Document section:

Segment Open

MMLU-Pro#

Overview#

MMLU-Pro is an enhanced version of MMLU with increased difficulty and reasoning requirements. It features 10 answer choices instead of 4 and includes more challenging questions requiring deeper reasoning across 14 diverse domains.

Task Description#

Task Type: Multiple-Choice Question Answering (10 options)
Input: Question with up to 10 answer choices
Output: Single correct answer letter (A-J)
Domains: 14 subjects including science, law, engineering, psychology

Key Features#

10 answer choices per question (vs 4 in original MMLU)
More challenging questions requiring reasoning
Includes Chain-of-Thought (CoT) explanations
14 diverse subjects covered
Reduced impact of random guessing (10% vs 25%)

Segment Closed

Task requirements:
1 – Retype the passage from the MMLU-Pro page, beginning at the words "Task Type: Multiple-Choice" and stopping after "(10% vs 25%)".
2 – Using the MMLU-Pro page, answer yes or no to each statement and quote the deciding words: (a) Each question in MMLU-Pro offers 10 answer choices. (b) MMLU-Pro covers 12 subjects. (c) The expected output is a sentence explaining the answer.

Entries supplied:
Segment Open

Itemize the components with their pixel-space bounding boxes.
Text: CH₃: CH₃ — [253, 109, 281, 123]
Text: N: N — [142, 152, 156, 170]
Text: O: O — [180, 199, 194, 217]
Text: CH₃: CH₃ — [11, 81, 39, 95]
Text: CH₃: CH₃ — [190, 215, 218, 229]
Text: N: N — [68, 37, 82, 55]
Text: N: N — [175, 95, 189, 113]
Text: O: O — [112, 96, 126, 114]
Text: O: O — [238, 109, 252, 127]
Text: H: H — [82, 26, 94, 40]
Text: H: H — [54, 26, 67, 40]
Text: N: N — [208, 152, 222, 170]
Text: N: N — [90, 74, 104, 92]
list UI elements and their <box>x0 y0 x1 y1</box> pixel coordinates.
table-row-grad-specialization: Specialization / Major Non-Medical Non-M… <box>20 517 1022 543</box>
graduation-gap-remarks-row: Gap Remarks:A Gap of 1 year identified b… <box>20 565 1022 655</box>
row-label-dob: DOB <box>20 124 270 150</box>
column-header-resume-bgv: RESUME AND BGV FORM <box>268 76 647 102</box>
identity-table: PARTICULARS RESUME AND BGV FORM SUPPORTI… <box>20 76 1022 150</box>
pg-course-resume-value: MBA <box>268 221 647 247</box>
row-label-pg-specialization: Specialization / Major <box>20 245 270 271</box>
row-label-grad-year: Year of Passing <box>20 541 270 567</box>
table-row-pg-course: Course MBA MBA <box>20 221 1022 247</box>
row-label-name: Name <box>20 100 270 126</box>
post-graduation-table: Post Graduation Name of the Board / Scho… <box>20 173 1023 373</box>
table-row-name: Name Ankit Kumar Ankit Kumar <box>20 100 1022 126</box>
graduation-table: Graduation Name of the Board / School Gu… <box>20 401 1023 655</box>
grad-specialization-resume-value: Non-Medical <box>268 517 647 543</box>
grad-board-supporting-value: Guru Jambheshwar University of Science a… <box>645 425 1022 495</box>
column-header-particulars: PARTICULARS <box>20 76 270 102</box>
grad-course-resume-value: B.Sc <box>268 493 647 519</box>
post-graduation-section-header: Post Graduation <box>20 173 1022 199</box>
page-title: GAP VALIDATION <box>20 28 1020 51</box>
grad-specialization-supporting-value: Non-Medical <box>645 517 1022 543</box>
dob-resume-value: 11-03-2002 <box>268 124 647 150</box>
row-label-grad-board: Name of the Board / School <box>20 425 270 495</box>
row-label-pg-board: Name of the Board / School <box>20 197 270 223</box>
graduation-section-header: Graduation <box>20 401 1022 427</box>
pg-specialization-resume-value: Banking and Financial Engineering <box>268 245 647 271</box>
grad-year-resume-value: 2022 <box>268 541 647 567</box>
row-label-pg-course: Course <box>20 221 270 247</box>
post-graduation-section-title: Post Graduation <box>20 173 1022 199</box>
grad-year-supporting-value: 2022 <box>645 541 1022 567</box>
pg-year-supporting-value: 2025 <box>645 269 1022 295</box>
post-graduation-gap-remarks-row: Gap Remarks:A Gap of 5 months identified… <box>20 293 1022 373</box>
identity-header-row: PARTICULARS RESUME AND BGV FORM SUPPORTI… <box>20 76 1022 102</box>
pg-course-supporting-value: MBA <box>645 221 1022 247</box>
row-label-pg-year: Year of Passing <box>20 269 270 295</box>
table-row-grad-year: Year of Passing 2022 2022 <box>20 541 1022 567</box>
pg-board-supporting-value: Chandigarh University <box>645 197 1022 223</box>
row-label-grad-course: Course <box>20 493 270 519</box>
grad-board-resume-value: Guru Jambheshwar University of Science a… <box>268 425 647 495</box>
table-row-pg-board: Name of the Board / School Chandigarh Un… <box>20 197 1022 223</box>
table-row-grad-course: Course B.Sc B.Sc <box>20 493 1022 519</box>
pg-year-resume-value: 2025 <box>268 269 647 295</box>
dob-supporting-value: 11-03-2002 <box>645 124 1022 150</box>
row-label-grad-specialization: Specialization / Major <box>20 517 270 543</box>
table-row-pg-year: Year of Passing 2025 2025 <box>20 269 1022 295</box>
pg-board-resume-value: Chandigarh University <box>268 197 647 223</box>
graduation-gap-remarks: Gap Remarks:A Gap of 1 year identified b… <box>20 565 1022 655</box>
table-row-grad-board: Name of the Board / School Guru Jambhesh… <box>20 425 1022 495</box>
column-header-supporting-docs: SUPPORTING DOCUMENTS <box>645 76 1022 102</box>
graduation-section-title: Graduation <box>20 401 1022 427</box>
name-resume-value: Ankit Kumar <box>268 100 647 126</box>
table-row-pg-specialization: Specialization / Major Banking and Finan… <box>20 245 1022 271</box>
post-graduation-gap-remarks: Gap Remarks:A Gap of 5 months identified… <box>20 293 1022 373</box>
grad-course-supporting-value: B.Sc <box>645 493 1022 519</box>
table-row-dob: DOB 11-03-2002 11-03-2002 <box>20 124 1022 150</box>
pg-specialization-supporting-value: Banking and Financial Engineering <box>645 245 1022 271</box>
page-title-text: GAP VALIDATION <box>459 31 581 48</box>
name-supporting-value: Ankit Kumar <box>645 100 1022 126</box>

Segment Closed

Task-by-task solutions:
1 –
Task Type: Multiple-Choice Question Answering (10 options)
Input: Question with up to 10 answer choices
Output: Single correct answer letter (A-J)
Domains: 14 subjects including science, law, engineering, psychology

Key Features#

10 answer choices per question (vs 4 in original MMLU)
More challenging questions requiring reasoning
Includes Chain-of-Thought (CoT) explanations
14 diverse subjects covered
Reduced impact of random guessing (10% vs 25%)

2 –
(a) Yes: "10 answer choices per question (vs 4 in original MMLU)"
(b) No: "14 diverse subjects covered"
(c) No: "Output: Single correct answer letter (A-J)"